WHAT YOU NEED TO DO: Locate each line with the string "JSON" in the listing below and copy it.

═══ DATA EXTRACT

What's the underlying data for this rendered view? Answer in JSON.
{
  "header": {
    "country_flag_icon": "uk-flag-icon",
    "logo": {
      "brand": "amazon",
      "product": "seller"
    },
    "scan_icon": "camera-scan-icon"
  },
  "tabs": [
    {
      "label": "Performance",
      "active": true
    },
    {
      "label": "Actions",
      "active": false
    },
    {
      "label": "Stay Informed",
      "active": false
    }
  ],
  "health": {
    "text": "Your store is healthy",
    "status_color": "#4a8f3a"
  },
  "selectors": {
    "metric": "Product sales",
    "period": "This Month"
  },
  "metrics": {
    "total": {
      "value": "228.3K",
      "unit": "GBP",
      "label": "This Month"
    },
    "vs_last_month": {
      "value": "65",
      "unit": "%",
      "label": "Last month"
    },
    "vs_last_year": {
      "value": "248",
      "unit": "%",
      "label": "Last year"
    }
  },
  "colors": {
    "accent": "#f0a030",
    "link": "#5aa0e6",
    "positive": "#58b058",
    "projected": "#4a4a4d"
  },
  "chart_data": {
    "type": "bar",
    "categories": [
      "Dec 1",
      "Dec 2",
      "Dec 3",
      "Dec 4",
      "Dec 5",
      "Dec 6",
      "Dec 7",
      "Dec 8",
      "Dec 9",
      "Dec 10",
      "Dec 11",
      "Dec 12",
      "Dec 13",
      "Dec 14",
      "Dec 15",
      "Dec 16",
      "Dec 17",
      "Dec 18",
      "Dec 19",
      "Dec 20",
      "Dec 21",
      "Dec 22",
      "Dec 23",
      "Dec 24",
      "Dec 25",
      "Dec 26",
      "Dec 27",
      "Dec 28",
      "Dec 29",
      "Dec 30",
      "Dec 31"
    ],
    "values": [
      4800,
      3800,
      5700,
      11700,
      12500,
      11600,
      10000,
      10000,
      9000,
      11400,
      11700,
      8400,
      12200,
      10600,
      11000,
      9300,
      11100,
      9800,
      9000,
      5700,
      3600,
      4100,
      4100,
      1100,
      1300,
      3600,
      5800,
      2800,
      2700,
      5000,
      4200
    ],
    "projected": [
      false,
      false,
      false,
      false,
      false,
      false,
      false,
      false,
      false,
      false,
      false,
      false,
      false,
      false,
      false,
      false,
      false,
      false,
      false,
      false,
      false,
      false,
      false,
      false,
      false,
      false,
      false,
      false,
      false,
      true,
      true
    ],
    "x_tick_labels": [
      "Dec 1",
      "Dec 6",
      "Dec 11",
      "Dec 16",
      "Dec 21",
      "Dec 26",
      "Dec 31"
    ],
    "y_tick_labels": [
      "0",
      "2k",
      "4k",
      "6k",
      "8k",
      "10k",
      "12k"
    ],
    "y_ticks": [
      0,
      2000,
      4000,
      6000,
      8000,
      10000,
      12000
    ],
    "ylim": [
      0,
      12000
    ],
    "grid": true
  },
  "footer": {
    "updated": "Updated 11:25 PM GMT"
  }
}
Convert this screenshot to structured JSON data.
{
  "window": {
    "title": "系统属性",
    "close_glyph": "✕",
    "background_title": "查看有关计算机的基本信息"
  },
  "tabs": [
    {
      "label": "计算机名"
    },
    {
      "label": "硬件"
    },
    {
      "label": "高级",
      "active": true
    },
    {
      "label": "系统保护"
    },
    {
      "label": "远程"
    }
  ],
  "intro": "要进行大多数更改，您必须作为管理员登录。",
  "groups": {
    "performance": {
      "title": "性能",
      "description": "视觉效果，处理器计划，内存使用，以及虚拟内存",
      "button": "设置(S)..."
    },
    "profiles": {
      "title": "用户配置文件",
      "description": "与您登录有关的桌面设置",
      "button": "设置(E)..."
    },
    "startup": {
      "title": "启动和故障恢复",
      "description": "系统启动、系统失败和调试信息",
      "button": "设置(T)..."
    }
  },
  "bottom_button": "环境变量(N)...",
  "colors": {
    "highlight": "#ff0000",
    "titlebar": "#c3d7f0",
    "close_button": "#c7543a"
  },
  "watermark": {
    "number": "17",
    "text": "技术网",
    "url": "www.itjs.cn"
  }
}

══════
═══ DATA EXTRACT

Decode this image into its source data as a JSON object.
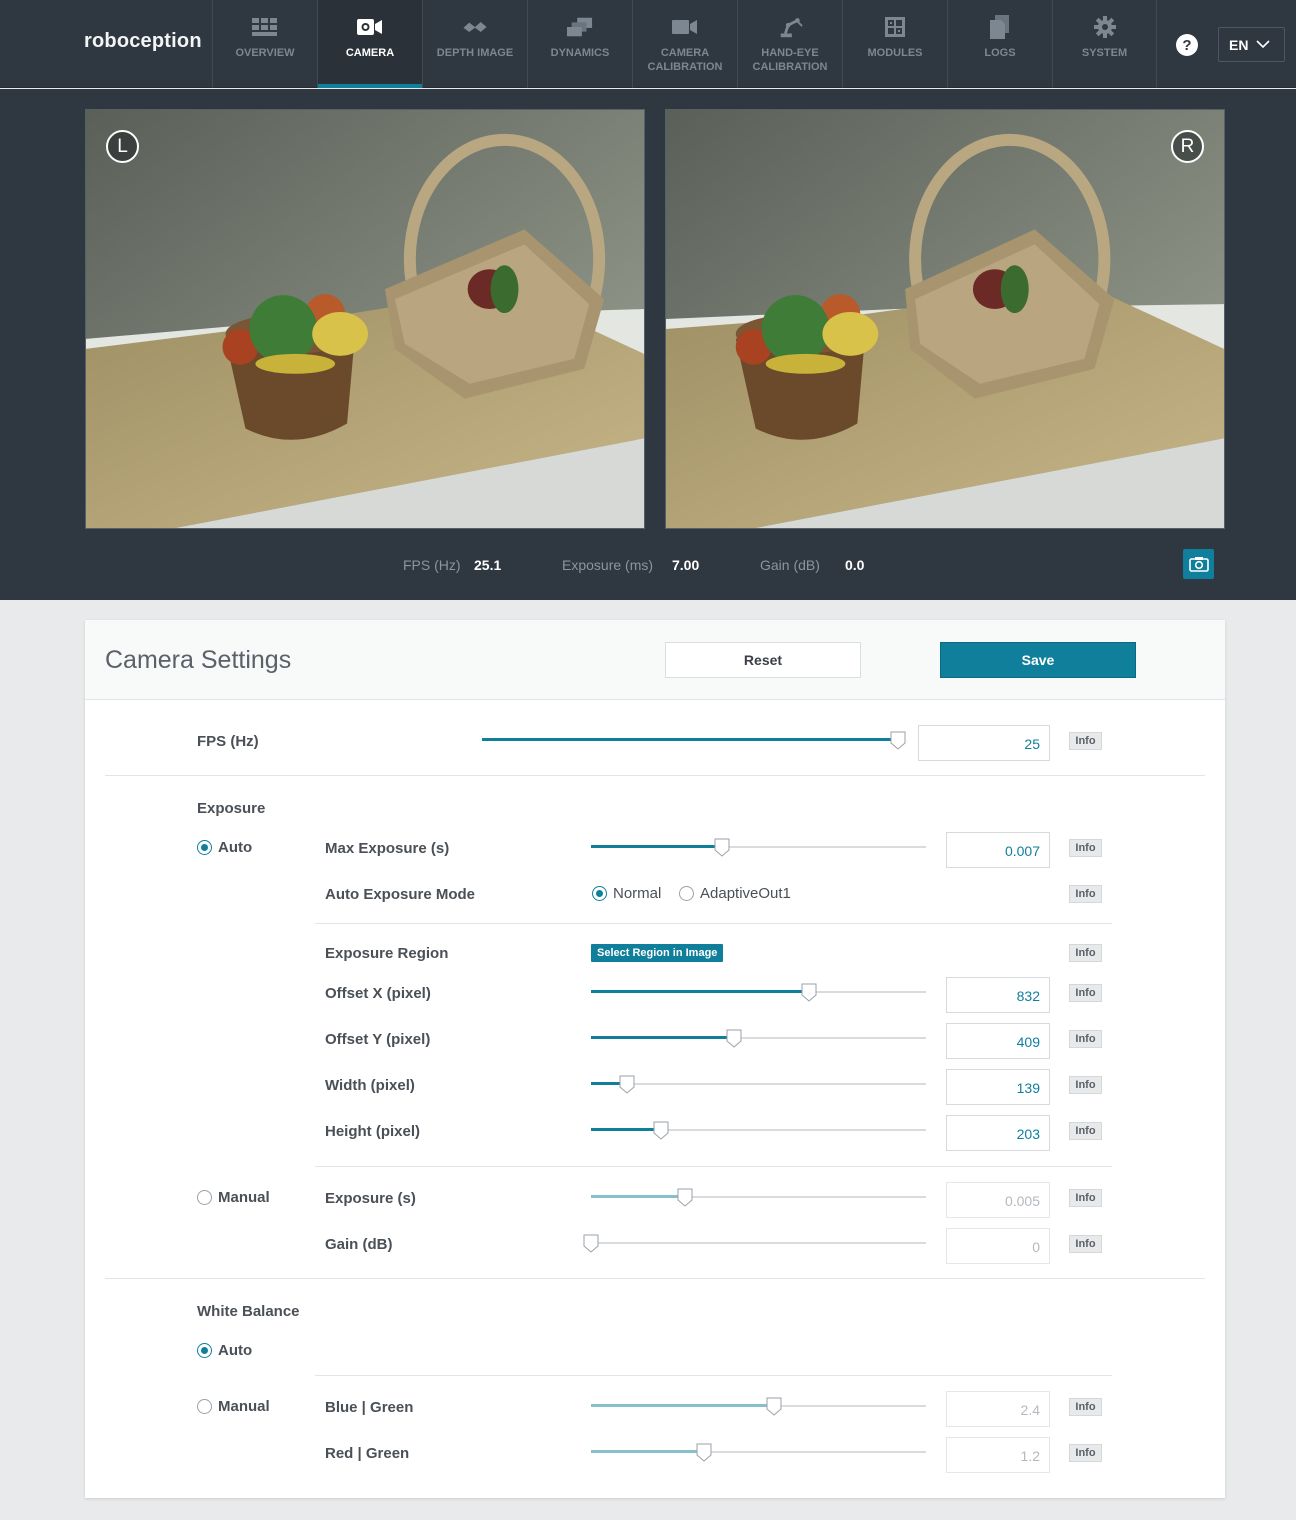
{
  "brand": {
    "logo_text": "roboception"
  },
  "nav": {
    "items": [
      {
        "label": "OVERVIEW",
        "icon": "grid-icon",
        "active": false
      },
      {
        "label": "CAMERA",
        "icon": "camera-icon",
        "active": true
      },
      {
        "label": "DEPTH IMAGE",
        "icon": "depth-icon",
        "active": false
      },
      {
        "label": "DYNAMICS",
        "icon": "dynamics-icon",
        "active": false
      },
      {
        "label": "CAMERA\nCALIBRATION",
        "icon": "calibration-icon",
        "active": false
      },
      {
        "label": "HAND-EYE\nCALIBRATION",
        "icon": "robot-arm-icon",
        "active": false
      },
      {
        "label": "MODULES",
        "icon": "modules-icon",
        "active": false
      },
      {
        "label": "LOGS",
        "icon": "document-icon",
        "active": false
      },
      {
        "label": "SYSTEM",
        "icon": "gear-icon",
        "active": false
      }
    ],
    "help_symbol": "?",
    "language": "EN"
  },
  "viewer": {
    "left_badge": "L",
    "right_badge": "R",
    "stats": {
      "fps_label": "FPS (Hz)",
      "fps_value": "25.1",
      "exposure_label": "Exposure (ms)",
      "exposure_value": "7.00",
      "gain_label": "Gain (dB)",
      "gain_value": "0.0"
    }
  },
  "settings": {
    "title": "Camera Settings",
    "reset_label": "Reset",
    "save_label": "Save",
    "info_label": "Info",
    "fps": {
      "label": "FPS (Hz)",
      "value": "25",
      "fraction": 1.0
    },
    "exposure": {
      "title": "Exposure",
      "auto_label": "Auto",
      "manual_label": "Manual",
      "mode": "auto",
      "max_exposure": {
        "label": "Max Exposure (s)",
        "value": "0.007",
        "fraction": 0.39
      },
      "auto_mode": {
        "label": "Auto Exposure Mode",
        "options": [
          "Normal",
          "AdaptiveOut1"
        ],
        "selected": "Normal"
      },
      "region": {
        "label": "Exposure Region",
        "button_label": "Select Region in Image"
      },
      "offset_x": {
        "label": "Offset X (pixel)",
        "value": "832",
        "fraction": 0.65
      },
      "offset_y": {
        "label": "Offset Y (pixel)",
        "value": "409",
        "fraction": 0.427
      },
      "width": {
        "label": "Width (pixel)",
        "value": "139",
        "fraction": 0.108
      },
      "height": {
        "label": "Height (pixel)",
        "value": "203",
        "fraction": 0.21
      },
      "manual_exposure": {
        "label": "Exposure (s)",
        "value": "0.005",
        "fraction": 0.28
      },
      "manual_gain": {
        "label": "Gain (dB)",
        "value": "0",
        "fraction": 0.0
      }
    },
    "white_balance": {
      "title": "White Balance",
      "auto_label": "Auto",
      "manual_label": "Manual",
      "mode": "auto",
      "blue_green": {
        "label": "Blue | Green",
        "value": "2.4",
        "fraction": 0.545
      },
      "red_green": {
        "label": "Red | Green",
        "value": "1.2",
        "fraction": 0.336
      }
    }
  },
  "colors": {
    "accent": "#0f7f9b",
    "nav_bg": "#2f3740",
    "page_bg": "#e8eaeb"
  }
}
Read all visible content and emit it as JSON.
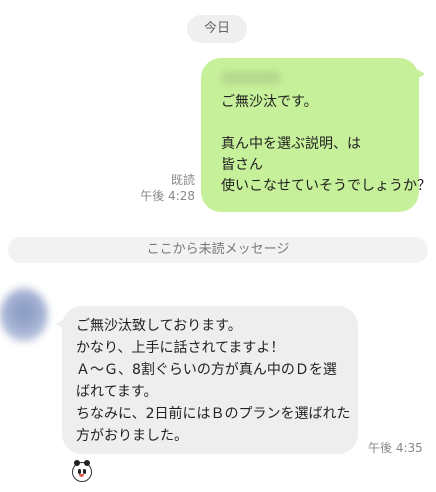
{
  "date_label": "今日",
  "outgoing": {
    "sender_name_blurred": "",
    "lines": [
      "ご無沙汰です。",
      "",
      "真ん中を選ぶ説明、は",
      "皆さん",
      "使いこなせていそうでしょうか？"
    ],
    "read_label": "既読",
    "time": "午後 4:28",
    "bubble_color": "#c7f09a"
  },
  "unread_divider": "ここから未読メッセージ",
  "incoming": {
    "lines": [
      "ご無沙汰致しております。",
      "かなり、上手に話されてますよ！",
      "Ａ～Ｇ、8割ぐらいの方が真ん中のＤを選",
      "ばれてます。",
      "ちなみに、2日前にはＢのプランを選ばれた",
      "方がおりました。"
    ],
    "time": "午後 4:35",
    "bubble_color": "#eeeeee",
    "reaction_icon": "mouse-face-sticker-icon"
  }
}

══════

WRITTEN ANSWER:
What's the underlying data for this rendered view? Answer in JSON.
Convert this screenshot to structured JSON data.
Decode this image into its source data as a JSON object.
Read all visible content and emit it as JSON.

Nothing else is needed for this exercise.